↓

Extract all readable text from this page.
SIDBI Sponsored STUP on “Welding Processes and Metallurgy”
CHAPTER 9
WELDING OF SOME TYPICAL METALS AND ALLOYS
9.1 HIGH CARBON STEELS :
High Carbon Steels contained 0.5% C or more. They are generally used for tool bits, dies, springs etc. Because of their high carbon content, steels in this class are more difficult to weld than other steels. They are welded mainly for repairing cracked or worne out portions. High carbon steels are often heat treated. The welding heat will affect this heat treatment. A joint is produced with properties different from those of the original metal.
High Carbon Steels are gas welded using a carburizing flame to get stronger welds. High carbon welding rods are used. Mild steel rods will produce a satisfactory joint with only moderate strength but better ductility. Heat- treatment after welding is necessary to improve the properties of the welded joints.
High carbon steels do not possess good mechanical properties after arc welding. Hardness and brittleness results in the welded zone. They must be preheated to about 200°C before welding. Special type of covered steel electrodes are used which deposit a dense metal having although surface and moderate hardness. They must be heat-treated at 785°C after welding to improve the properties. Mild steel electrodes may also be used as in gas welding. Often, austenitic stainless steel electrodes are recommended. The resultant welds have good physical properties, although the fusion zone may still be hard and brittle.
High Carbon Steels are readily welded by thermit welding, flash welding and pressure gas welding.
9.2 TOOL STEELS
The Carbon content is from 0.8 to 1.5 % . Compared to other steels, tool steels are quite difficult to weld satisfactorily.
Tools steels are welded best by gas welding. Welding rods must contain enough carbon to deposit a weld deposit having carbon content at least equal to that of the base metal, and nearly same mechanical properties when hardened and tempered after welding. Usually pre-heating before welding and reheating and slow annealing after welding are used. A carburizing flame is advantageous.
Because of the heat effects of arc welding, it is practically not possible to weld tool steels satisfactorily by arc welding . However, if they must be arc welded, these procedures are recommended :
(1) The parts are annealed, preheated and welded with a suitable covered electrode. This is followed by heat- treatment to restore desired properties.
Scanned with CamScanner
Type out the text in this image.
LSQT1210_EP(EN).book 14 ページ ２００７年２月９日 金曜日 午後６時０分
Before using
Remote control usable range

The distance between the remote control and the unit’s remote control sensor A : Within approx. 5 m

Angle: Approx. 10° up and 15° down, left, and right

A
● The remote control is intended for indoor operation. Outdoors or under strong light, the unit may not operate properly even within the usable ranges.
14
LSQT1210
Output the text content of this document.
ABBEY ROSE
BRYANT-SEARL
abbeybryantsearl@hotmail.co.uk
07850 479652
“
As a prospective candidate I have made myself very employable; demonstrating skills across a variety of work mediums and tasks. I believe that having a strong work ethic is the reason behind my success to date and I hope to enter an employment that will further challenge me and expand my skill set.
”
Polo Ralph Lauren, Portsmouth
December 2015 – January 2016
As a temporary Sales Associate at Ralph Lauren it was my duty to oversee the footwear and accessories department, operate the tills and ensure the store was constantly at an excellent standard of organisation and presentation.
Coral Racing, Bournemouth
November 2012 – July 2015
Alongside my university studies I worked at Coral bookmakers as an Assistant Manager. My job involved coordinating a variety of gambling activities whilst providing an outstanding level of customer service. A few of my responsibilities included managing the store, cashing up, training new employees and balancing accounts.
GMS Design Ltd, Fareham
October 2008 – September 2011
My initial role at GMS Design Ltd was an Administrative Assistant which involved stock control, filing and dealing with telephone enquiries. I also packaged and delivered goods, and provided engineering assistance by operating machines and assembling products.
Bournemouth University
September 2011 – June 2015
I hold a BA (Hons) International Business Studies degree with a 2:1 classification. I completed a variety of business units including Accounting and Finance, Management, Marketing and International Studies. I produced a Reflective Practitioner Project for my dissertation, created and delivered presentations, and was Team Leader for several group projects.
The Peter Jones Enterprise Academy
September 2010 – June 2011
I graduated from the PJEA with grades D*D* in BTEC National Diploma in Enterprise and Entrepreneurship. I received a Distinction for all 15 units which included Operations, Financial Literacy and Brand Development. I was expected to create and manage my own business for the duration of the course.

↑

- **Directions for this task**
Print the listing above in full, exactly as it is.

- **Output for this task**
Extract all readable text from this page.
SIDBI Sponsored STUP on “Welding Processes and Metallurgy”
CHAPTER 9
WELDING OF SOME TYPICAL METALS AND ALLOYS
9.1 HIGH CARBON STEELS :
High Carbon Steels contained 0.5% C or more. They are generally used for tool bits, dies, springs etc. Because of their high carbon content, steels in this class are more difficult to weld than other steels. They are welded mainly for repairing cracked or worne out portions. High carbon steels are often heat treated. The welding heat will affect this heat treatment. A joint is produced with properties different from those of the original metal.
High Carbon Steels are gas welded using a carburizing flame to get stronger welds. High carbon welding rods are used. Mild steel rods will produce a satisfactory joint with only moderate strength but better ductility. Heat- treatment after welding is necessary to improve the properties of the welded joints.
High carbon steels do not possess good mechanical properties after arc welding. Hardness and brittleness results in the welded zone. They must be preheated to about 200°C before welding. Special type of covered steel electrodes are used which deposit a dense metal having although surface and moderate hardness. They must be heat-treated at 785°C after welding to improve the properties. Mild steel electrodes may also be used as in gas welding. Often, austenitic stainless steel electrodes are recommended. The resultant welds have good physical properties, although the fusion zone may still be hard and brittle.
High Carbon Steels are readily welded by thermit welding, flash welding and pressure gas welding.
9.2 TOOL STEELS
The Carbon content is from 0.8 to 1.5 % . Compared to other steels, tool steels are quite difficult to weld satisfactorily.
Tools steels are welded best by gas welding. Welding rods must contain enough carbon to deposit a weld deposit having carbon content at least equal to that of the base metal, and nearly same mechanical properties when hardened and tempered after welding. Usually pre-heating before welding and reheating and slow annealing after welding are used. A carburizing flame is advantageous.
Because of the heat effects of arc welding, it is practically not possible to weld tool steels satisfactorily by arc welding . However, if they must be arc welded, these procedures are recommended :
(1) The parts are annealed, preheated and welded with a suitable covered electrode. This is followed by heat- treatment to restore desired properties.
Scanned with CamScanner
Type out the text in this image.
LSQT1210_EP(EN).book 14 ページ ２００７年２月９日 金曜日 午後６時０分
Before using
Remote control usable range

The distance between the remote control and the unit’s remote control sensor A : Within approx. 5 m

Angle: Approx. 10° up and 15° down, left, and right

A
● The remote control is intended for indoor operation. Outdoors or under strong light, the unit may not operate properly even within the usable ranges.
14
LSQT1210
Output the text content of this document.
ABBEY ROSE
BRYANT-SEARL
abbeybryantsearl@hotmail.co.uk
07850 479652
“
As a prospective candidate I have made myself very employable; demonstrating skills across a variety of work mediums and tasks. I believe that having a strong work ethic is the reason behind my success to date and I hope to enter an employment that will further challenge me and expand my skill set.
”
Polo Ralph Lauren, Portsmouth
December 2015 – January 2016
As a temporary Sales Associate at Ralph Lauren it was my duty to oversee the footwear and accessories department, operate the tills and ensure the store was constantly at an excellent standard of organisation and presentation.
Coral Racing, Bournemouth
November 2012 – July 2015
Alongside my university studies I worked at Coral bookmakers as an Assistant Manager. My job involved coordinating a variety of gambling activities whilst providing an outstanding level of customer service. A few of my responsibilities included managing the store, cashing up, training new employees and balancing accounts.
GMS Design Ltd, Fareham
October 2008 – September 2011
My initial role at GMS Design Ltd was an Administrative Assistant which involved stock control, filing and dealing with telephone enquiries. I also packaged and delivered goods, and provided engineering assistance by operating machines and assembling products.
Bournemouth University
September 2011 – June 2015
I hold a BA (Hons) International Business Studies degree with a 2:1 classification. I completed a variety of business units including Accounting and Finance, Management, Marketing and International Studies. I produced a Reflective Practitioner Project for my dissertation, created and delivered presentations, and was Team Leader for several group projects.
The Peter Jones Enterprise Academy
September 2010 – June 2011
I graduated from the PJEA with grades D*D* in BTEC National Diploma in Enterprise and Entrepreneurship. I received a Distinction for all 15 units which included Operations, Financial Literacy and Brand Development. I was expected to create and manage my own business for the duration of the course.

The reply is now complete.